POSTER NO: 243

The Characteristics of a Novel Candidate Tumor Suppressor PIP29

¹Lusheng Xu, ¹Xin Zhang, ¹Zhihong Cheng, ¹Jian Qu, ²Shangzhi Huang, ¹Zeguang Han
¹Chinese National Human Genome Center at Shanghai, No.351, Guo Shou Jing Road, Zhang-jiang Hi-Tech Park, Pudong, Shanghai, 201203, P.R. China, ²Peking Union Medical College and Chinese Academic of Medical Science, No.5 Dongdan Santiao, Beijing, 100005, P.R. China

ING1, a human tumor suppressive gene, has been found to be involved in regulation of cell growth, senescence and apoptosis by interacting with p53. Recently, we have isolated a novel human gene PIP29, which shares 32% identity to human p33ING1b. The full-length cDNA of PIP29 has 1374bp and encodes 248 amino acid residues. Bioinformatics analyses showed this protein contains a nuclear location signal (NLS) and a PHD domain in its C-terminal. Northern blot revealed that PIP29 is expressed in many tissues, highly in skeletal muscle, heart, placenta and kidney. Indirect immunofluorescence displayed PIP29 protein is located in the nucleus. Overexpression of PIP29 in stable transfected HepG2 cells could inhibit the cell growth and arrest cells in G1 phase. The GST pull-down assay indicated that PIP29 protein can interact with p53 in vitro but the interaction remains to be confirmed in vivo. Mammalian one-hybrid experiments showed that PIP29 can stimulate the expression of the reporter gene and suggested that PIP29 might be a transcriptional factor. The data we show here implied that PIP29 might involve in cell cycle control and transcriptional regulation.

Problem to work on
According to the PIP29 poster abstract, in which tissues does the Northern blot show PIP29 expressed highly?

Stored data entries
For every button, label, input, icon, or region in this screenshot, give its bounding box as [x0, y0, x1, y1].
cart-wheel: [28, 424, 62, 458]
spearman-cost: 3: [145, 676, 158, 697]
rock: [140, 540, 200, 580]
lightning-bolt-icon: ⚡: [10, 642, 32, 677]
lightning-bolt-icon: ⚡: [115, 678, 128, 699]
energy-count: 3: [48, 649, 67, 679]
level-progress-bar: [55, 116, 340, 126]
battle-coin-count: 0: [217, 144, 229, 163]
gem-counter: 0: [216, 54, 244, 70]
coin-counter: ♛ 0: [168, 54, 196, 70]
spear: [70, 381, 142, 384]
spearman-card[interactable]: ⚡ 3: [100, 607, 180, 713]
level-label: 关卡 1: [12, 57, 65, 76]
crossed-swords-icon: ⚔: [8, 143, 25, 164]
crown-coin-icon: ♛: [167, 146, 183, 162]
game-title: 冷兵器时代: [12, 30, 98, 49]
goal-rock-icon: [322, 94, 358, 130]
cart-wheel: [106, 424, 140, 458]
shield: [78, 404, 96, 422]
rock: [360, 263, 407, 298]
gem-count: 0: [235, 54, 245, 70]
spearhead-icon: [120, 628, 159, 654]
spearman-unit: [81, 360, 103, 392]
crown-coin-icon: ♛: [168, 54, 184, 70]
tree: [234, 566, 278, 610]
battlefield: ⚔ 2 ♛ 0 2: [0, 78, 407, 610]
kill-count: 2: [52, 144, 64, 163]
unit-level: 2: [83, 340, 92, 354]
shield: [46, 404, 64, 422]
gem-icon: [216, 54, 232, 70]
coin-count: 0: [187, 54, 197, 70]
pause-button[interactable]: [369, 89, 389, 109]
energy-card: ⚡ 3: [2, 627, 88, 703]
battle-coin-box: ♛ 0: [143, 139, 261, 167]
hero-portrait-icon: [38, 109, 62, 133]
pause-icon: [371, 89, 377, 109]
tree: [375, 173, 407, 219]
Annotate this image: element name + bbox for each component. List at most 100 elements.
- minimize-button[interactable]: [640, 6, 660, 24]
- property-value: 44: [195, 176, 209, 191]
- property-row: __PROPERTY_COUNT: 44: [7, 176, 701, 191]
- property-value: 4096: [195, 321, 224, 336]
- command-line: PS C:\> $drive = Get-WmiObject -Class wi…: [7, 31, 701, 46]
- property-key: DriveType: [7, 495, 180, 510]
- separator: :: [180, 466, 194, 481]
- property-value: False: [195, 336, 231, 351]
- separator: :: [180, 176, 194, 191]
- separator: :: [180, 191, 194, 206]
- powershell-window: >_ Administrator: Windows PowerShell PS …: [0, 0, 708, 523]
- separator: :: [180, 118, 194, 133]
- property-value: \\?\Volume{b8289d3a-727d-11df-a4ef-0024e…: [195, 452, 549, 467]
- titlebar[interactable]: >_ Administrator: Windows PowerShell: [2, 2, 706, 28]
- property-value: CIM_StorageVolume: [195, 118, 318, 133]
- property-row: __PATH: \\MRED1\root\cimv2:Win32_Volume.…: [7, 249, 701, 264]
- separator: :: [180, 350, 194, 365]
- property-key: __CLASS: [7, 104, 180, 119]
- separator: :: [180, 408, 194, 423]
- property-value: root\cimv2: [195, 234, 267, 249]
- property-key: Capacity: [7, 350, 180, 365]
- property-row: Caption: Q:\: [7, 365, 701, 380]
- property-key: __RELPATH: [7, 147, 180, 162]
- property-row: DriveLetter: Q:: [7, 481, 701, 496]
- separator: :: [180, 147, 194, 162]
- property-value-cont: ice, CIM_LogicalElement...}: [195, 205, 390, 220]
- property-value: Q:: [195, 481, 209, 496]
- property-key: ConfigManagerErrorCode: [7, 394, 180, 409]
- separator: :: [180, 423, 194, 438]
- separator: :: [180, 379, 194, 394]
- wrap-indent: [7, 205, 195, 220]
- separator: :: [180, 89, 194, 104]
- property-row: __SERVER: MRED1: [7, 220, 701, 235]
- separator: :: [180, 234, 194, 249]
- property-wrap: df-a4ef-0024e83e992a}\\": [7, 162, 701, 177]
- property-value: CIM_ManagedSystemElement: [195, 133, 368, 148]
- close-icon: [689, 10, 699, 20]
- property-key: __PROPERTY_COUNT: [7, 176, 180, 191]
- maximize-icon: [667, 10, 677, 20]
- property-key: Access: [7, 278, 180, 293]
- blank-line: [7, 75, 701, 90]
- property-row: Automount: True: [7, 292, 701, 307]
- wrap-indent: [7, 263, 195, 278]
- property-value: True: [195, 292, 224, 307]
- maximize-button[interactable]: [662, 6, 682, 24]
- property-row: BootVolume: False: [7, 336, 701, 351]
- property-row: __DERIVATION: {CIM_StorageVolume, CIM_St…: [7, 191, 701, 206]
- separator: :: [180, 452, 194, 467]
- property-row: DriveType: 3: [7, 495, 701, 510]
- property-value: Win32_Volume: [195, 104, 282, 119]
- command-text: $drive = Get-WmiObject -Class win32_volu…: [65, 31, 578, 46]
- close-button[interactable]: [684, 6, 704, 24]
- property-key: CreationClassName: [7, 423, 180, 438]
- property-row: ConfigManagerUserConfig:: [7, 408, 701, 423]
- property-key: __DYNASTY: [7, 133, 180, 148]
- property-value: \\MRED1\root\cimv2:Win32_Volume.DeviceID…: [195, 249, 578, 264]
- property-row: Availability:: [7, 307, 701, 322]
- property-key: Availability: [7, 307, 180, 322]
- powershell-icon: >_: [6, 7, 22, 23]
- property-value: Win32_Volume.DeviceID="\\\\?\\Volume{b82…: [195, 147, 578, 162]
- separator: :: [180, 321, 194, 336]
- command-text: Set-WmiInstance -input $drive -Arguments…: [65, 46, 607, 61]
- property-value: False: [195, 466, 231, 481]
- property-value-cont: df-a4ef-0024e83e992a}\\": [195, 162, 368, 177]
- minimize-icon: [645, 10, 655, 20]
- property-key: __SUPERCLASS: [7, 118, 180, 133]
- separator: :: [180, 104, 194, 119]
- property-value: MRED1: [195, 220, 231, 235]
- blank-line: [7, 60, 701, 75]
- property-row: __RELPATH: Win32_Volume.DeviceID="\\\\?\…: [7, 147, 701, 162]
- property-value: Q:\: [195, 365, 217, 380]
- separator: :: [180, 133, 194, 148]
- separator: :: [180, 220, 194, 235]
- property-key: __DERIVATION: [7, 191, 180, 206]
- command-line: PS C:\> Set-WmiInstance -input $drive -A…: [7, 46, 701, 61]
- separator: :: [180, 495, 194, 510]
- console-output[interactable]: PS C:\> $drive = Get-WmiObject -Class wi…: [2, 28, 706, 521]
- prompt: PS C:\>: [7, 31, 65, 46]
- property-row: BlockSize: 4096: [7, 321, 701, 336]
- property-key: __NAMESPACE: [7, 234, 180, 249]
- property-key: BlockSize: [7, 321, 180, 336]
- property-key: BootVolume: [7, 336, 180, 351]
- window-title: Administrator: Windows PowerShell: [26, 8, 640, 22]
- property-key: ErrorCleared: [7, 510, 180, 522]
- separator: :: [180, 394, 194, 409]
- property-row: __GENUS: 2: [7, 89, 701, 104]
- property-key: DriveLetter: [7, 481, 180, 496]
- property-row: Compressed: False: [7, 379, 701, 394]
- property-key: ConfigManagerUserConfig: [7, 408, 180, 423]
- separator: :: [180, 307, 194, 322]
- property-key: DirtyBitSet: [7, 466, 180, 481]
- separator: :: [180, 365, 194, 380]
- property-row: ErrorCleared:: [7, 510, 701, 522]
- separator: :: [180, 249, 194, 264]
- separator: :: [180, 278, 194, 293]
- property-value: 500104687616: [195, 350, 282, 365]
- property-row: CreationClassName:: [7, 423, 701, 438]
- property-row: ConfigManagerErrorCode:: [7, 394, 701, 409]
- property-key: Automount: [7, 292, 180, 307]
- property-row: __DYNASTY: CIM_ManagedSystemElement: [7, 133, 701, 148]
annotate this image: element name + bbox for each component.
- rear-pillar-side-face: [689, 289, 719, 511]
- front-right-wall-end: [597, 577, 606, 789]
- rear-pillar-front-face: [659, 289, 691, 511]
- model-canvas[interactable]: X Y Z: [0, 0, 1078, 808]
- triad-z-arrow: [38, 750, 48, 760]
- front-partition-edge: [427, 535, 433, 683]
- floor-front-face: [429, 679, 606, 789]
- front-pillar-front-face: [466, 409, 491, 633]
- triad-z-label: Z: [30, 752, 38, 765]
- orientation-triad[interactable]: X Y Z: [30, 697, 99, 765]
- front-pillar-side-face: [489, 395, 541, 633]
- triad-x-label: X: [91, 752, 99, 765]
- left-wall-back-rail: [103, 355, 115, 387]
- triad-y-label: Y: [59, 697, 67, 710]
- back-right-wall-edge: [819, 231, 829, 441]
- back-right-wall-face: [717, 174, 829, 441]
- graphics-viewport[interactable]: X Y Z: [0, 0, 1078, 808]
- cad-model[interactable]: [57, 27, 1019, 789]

Exercise response
Skeletal muscle, heart, placenta, and kidney.